START

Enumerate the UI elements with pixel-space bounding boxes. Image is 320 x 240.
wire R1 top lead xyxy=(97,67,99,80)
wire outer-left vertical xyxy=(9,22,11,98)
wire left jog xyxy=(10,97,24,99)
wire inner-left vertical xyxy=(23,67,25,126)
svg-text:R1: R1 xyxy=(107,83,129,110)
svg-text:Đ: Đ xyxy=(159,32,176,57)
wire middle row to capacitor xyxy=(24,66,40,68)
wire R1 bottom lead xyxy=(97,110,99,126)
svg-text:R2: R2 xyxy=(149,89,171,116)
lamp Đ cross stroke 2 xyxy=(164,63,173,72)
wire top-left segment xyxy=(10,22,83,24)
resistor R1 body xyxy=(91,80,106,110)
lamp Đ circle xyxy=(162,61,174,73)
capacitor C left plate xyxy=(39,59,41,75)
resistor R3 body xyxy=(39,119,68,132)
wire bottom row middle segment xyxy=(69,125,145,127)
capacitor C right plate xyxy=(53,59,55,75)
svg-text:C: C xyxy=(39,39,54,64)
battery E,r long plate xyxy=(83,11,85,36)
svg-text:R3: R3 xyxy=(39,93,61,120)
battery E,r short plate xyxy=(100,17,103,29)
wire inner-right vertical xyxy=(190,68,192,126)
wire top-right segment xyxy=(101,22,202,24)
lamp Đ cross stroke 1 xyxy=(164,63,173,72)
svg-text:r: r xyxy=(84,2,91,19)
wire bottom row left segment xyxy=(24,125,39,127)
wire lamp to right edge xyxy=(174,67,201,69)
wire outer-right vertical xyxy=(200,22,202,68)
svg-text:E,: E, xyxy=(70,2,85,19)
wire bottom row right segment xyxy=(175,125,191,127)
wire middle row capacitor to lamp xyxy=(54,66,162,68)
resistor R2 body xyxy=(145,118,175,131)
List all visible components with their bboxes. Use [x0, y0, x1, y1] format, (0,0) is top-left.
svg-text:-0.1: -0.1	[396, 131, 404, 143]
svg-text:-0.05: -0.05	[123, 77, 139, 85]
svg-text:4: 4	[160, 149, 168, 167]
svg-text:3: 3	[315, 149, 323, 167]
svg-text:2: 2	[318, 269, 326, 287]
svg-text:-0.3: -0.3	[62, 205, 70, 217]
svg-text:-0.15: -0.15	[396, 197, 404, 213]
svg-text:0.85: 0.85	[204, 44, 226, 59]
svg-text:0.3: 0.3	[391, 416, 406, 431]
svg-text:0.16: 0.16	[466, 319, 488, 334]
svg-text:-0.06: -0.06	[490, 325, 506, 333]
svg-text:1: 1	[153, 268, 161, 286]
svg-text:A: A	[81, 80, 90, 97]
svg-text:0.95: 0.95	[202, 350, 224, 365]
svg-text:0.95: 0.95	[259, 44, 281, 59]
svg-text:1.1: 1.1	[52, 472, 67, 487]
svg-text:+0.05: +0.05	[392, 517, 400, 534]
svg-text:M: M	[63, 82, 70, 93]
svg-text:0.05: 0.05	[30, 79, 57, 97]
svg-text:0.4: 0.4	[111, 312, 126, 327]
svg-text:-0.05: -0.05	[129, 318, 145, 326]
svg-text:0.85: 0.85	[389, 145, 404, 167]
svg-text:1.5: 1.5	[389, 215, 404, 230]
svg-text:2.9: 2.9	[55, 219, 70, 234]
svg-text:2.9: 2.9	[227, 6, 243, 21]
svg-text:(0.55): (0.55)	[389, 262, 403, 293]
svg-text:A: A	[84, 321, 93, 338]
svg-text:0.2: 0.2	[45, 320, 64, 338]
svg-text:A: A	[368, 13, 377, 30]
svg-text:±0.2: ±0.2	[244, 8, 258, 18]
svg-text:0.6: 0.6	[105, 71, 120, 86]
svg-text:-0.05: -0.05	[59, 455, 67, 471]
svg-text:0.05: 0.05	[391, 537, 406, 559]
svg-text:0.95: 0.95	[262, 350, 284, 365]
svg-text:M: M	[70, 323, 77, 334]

END

Task directions: Copy the listing word for word, starting with its first line and ending after the line that contains "battery E,r short plate xyxy=(100,17,103,29)".

Expected answer:
Enumerate the UI elements with pixel-space bounding boxes. Image is 320 x 240.
wire R1 top lead xyxy=(97,67,99,80)
wire outer-left vertical xyxy=(9,22,11,98)
wire left jog xyxy=(10,97,24,99)
wire inner-left vertical xyxy=(23,67,25,126)
svg-text:R1: R1 xyxy=(107,83,129,110)
svg-text:Đ: Đ xyxy=(159,32,176,57)
wire middle row to capacitor xyxy=(24,66,40,68)
wire R1 bottom lead xyxy=(97,110,99,126)
svg-text:R2: R2 xyxy=(149,89,171,116)
lamp Đ cross stroke 2 xyxy=(164,63,173,72)
wire top-left segment xyxy=(10,22,83,24)
resistor R1 body xyxy=(91,80,106,110)
lamp Đ circle xyxy=(162,61,174,73)
capacitor C left plate xyxy=(39,59,41,75)
resistor R3 body xyxy=(39,119,68,132)
wire bottom row middle segment xyxy=(69,125,145,127)
capacitor C right plate xyxy=(53,59,55,75)
svg-text:C: C xyxy=(39,39,54,64)
battery E,r long plate xyxy=(83,11,85,36)
svg-text:R3: R3 xyxy=(39,93,61,120)
battery E,r short plate xyxy=(100,17,103,29)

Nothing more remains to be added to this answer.